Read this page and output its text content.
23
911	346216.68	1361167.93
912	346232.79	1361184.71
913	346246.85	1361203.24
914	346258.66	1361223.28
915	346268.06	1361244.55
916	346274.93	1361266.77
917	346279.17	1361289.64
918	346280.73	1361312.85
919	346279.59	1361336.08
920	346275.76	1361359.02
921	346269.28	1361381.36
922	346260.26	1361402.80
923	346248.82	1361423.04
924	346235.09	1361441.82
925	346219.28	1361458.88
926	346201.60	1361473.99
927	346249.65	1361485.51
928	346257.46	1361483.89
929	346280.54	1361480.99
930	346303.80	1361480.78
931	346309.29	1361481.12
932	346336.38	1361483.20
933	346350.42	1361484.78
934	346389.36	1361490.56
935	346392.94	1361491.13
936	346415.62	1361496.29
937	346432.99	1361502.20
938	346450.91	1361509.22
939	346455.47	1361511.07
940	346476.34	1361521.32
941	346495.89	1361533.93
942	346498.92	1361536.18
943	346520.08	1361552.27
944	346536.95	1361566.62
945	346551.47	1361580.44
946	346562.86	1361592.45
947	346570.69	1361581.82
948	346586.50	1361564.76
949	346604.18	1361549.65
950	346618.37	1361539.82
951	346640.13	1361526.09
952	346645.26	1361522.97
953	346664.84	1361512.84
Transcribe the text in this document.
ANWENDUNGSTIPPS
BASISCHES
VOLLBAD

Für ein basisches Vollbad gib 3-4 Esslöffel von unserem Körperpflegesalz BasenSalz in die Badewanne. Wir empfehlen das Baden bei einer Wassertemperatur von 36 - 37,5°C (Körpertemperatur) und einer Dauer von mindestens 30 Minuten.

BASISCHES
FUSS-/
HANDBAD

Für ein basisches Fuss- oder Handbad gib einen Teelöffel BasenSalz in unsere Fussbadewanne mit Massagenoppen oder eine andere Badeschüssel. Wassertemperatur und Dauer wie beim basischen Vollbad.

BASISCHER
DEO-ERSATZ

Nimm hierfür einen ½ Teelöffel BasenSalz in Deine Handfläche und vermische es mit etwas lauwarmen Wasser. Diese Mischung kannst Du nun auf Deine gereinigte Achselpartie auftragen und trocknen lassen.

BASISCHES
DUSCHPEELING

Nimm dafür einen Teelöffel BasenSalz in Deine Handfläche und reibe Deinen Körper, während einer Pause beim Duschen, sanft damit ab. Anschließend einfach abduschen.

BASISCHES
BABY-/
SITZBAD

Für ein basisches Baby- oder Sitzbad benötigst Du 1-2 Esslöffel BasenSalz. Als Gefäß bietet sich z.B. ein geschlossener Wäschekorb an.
###
→ **The request**
Gather and return every line that holds the string "Wassertemperatur".

→ **Correct response**
Für ein basisches Vollbad gib 3-4 Esslöffel von unserem Körperpflegesalz BasenSalz in die Badewanne. Wir empfehlen das Baden bei einer Wassertemperatur von 36 - 37,5°C (Körpertemperatur) und einer Dauer von mindestens 30 Minuten.
Für ein basisches Fuss- oder Handbad gib einen Teelöffel BasenSalz in unsere Fussbadewanne mit Massagenoppen oder eine andere Badeschüssel. Wassertemperatur und Dauer wie beim basischen Vollbad.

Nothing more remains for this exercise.